__PROBLEM TO SOLVE__
Reproduce every record below exactly as written, leaving out any pictures.
___ DATASET ENTRIES ___
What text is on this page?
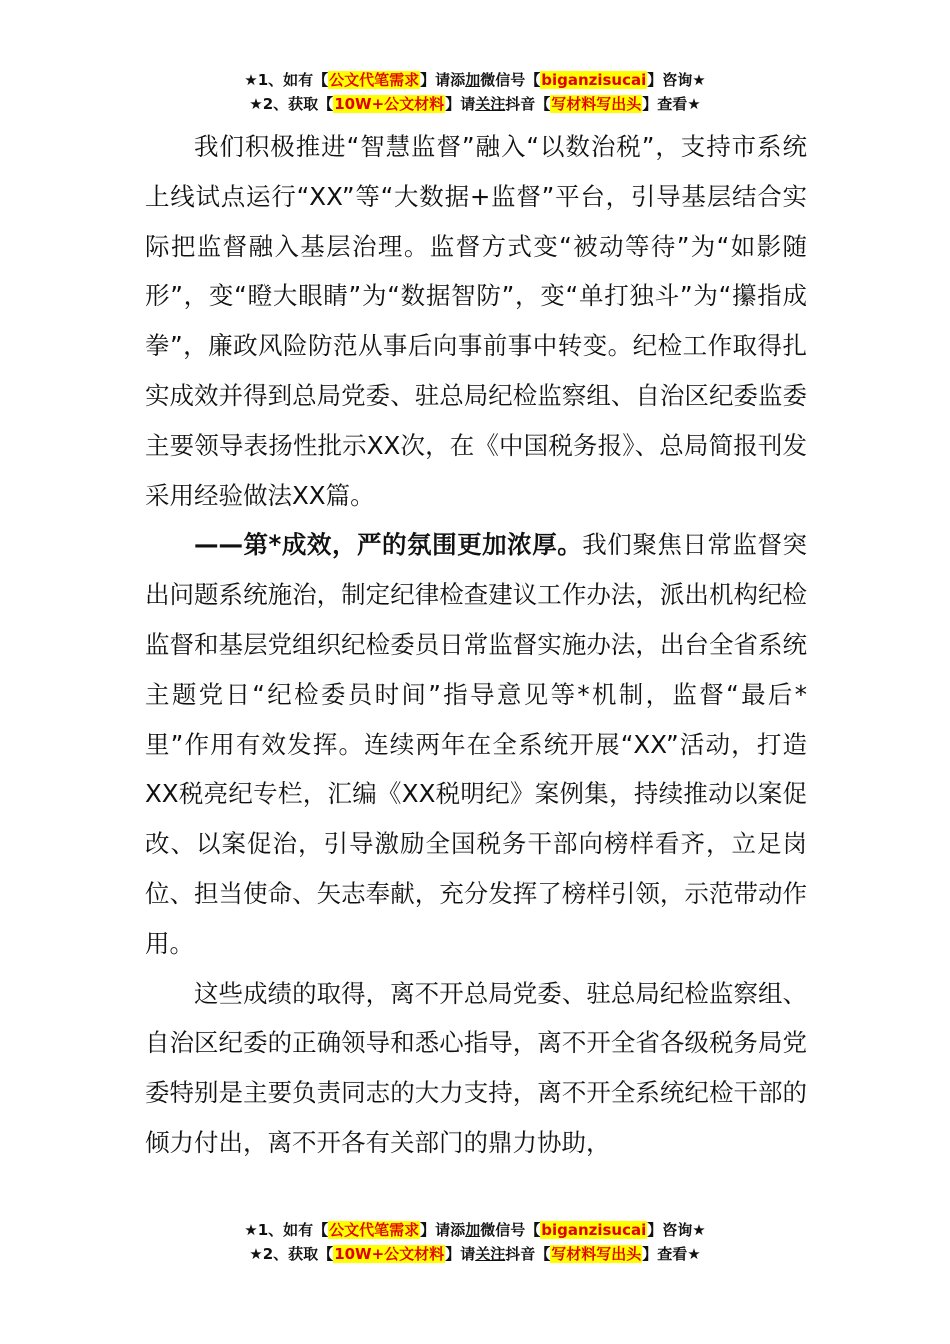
★1、如有【公文代笔需求】请添加微信号【biganzisucai】咨询★
★2、获取【10W+公文材料】请关注抖音【写材料写出头】查看★

我们积极推进“智慧监督”融入“以数治税”，支持市系统上线试点运行“XX”等“大数据+监督”平台，引导基层结合实际把监督融入基层治理。监督方式变“被动等待”为“如影随形”，变“瞪大眼睛”为“数据智防”，变“单打独斗”为“攥指成拳”，廉政风险防范从事后向事前事中转变。纪检工作取得扎实成效并得到总局党委、驻总局纪检监察组、自治区纪委监委主要领导表扬性批示XX次，在《中国税务报》、总局简报刊发采用经验做法XX篇。

——第*成效，严的氛围更加浓厚。我们聚焦日常监督突出问题系统施治，制定纪律检查建议工作办法，派出机构纪检监督和基层党组织纪检委员日常监督实施办法，出台全省系统主题党日“纪检委员时间”指导意见等*机制，监督“最后*里”作用有效发挥。连续两年在全系统开展“XX”活动，打造XX税亮纪专栏，汇编《XX税明纪》案例集，持续推动以案促改、以案促治，引导激励全国税务干部向榜样看齐，立足岗位、担当使命、矢志奉献，充分发挥了榜样引领，示范带动作用。

这些成绩的取得，离不开总局党委、驻总局纪检监察组、自治区纪委的正确领导和悉心指导，离不开全省各级税务局党委特别是主要负责同志的大力支持，离不开全系统纪检干部的倾力付出，离不开各有关部门的鼎力协助，

★1、如有【公文代笔需求】请添加微信号【biganzisucai】咨询★
★2、获取【10W+公文材料】请关注抖音【写材料写出头】查看★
___
__RESULT BELOW__
What text is on this page?
★1、如有【公文代笔需求】请添加微信号【biganzisucai】咨询★
★2、获取【10W+公文材料】请关注抖音【写材料写出头】查看★

我们积极推进“智慧监督”融入“以数治税”，支持市系统上线试点运行“XX”等“大数据+监督”平台，引导基层结合实际把监督融入基层治理。监督方式变“被动等待”为“如影随形”，变“瞪大眼睛”为“数据智防”，变“单打独斗”为“攥指成拳”，廉政风险防范从事后向事前事中转变。纪检工作取得扎实成效并得到总局党委、驻总局纪检监察组、自治区纪委监委主要领导表扬性批示XX次，在《中国税务报》、总局简报刊发采用经验做法XX篇。

——第*成效，严的氛围更加浓厚。我们聚焦日常监督突出问题系统施治，制定纪律检查建议工作办法，派出机构纪检监督和基层党组织纪检委员日常监督实施办法，出台全省系统主题党日“纪检委员时间”指导意见等*机制，监督“最后*里”作用有效发挥。连续两年在全系统开展“XX”活动，打造XX税亮纪专栏，汇编《XX税明纪》案例集，持续推动以案促改、以案促治，引导激励全国税务干部向榜样看齐，立足岗位、担当使命、矢志奉献，充分发挥了榜样引领，示范带动作用。

这些成绩的取得，离不开总局党委、驻总局纪检监察组、自治区纪委的正确领导和悉心指导，离不开全省各级税务局党委特别是主要负责同志的大力支持，离不开全系统纪检干部的倾力付出，离不开各有关部门的鼎力协助，

★1、如有【公文代笔需求】请添加微信号【biganzisucai】咨询★
★2、获取【10W+公文材料】请关注抖音【写材料写出头】查看★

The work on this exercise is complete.